── Data for processing
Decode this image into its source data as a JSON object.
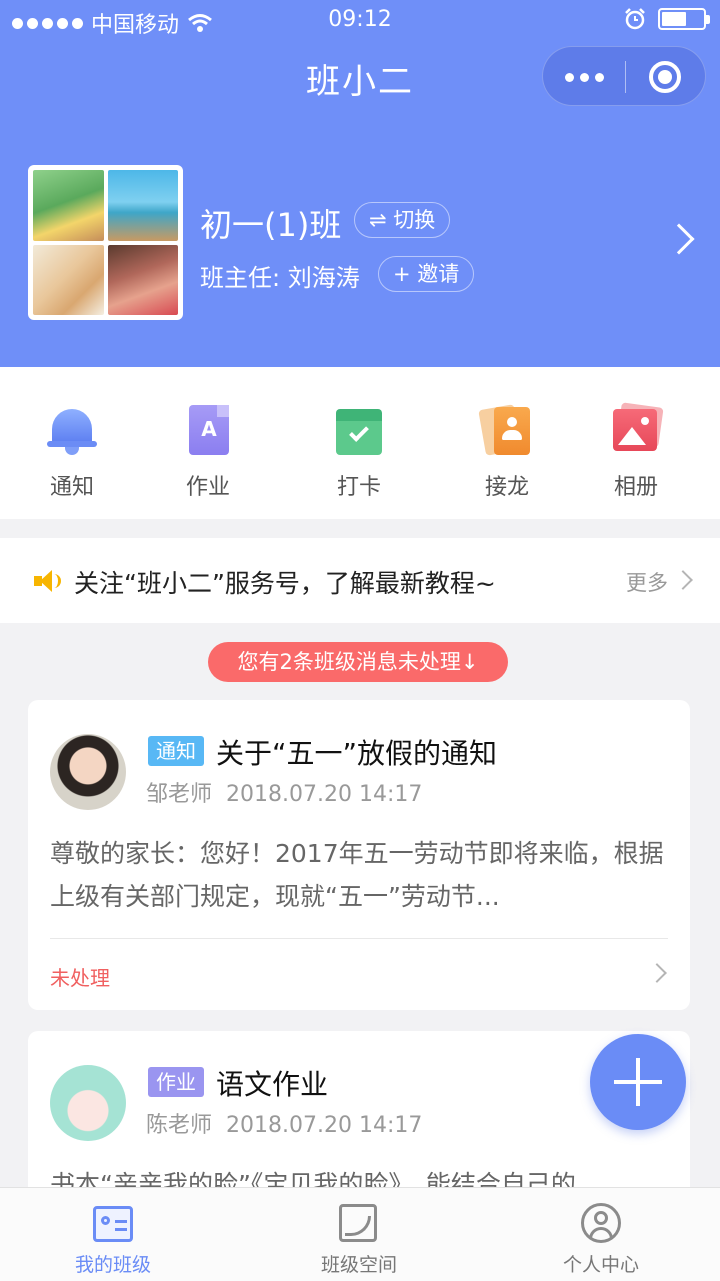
{
  "status_bar": {
    "carrier": "中国移动",
    "time": "09:12",
    "battery_level": 0.6
  },
  "nav": {
    "title": "班小二"
  },
  "class_info": {
    "name": "初一(1)班",
    "switch_label": "⇌ 切换",
    "head_teacher": "班主任: 刘海涛",
    "invite_label": "+ 邀请"
  },
  "menu": {
    "items": [
      {
        "label": "通知",
        "icon": "bell-icon"
      },
      {
        "label": "作业",
        "icon": "document-icon"
      },
      {
        "label": "打卡",
        "icon": "calendar-check-icon"
      },
      {
        "label": "接龙",
        "icon": "relay-cards-icon"
      },
      {
        "label": "相册",
        "icon": "album-icon"
      }
    ]
  },
  "announcement": {
    "text": "关注“班小二”服务号，了解最新教程~",
    "more_label": "更多"
  },
  "alert": {
    "text": "您有2条班级消息未处理↓"
  },
  "feed": [
    {
      "tag": "通知",
      "title": "关于“五一”放假的通知",
      "author": "邹老师",
      "datetime": "2018.07.20 14:17",
      "body": "尊敬的家长：您好！2017年五一劳动节即将来临，根据上级有关部门规定，现就“五一”劳动节...",
      "status": "未处理"
    },
    {
      "tag": "作业",
      "title": "语文作业",
      "author": "陈老师",
      "datetime": "2018.07.20 14:17",
      "body": "书本“亲亲我的脸”《宝贝我的脸》，能结合自己的"
    }
  ],
  "tabbar": {
    "tabs": [
      {
        "label": "我的班级",
        "active": true
      },
      {
        "label": "班级空间",
        "active": false
      },
      {
        "label": "个人中心",
        "active": false
      }
    ]
  },
  "colors": {
    "primary": "#6f8ff8",
    "alert": "#fa6a6a",
    "tag_notice": "#58b8f5",
    "tag_homework": "#9a95f0",
    "unhandled": "#f06060"
  }
}
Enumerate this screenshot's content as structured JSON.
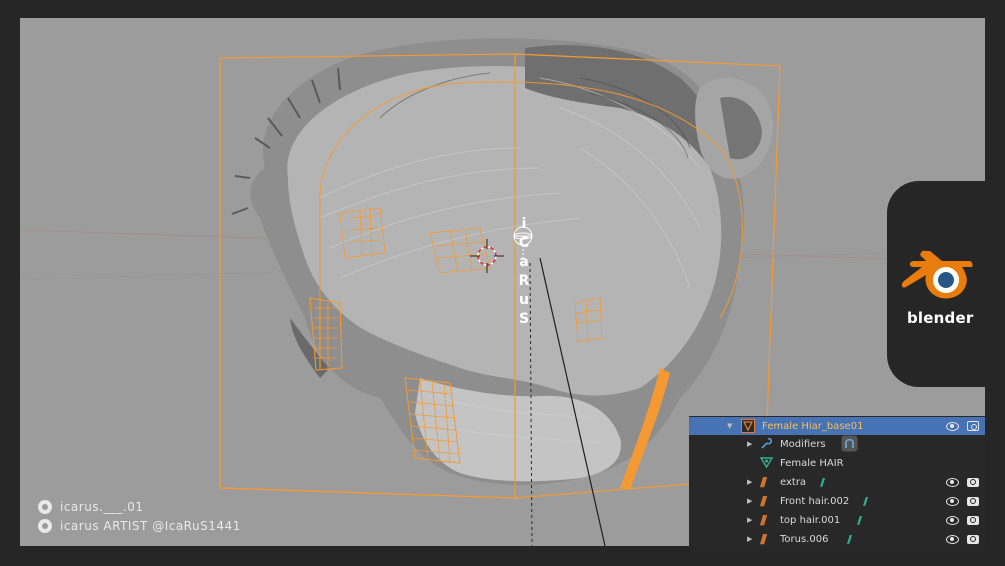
{
  "watermark": {
    "letters": [
      "i",
      "C",
      "a",
      "R",
      "u",
      "S"
    ]
  },
  "social": {
    "instagram": "icarus.___.01",
    "pinterest": "icarus ARTIST @IcaRuS1441"
  },
  "logo": {
    "text": "blender",
    "colors": {
      "orange": "#e87d0d",
      "blue": "#265787",
      "white": "#ffffff"
    }
  },
  "outliner": {
    "rows": [
      {
        "label": "Female Hiar_base01",
        "selected": true,
        "icon": "mesh-triangle-icon"
      },
      {
        "label": "Modifiers",
        "icon": "wrench-icon"
      },
      {
        "label": "Female HAIR",
        "icon": "vertex-group-icon"
      },
      {
        "label": "extra",
        "icon": "hair-particles-icon"
      },
      {
        "label": "Front hair.002",
        "icon": "hair-particles-icon"
      },
      {
        "label": "top hair.001",
        "icon": "hair-particles-icon"
      },
      {
        "label": "Torus.006",
        "icon": "hair-particles-icon"
      }
    ]
  },
  "colors": {
    "viewport_bg": "#9c9c9c",
    "selection_orange": "#f59a32",
    "outliner_bg": "#282828",
    "selected_row": "#4772b3"
  }
}
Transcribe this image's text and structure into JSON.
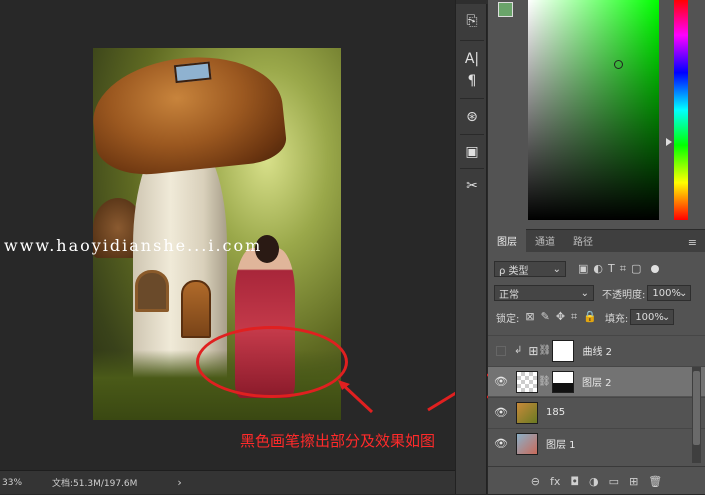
────
* _Written instruction_
Select every line in the material above where the string "JSON" occurs, and copy it.

* _Solution to the exercise_
Decode this image into its source data as a JSON object.
Enumerate this screenshot's content as structured JSON.
Transcribe this image's text and structure into JSON.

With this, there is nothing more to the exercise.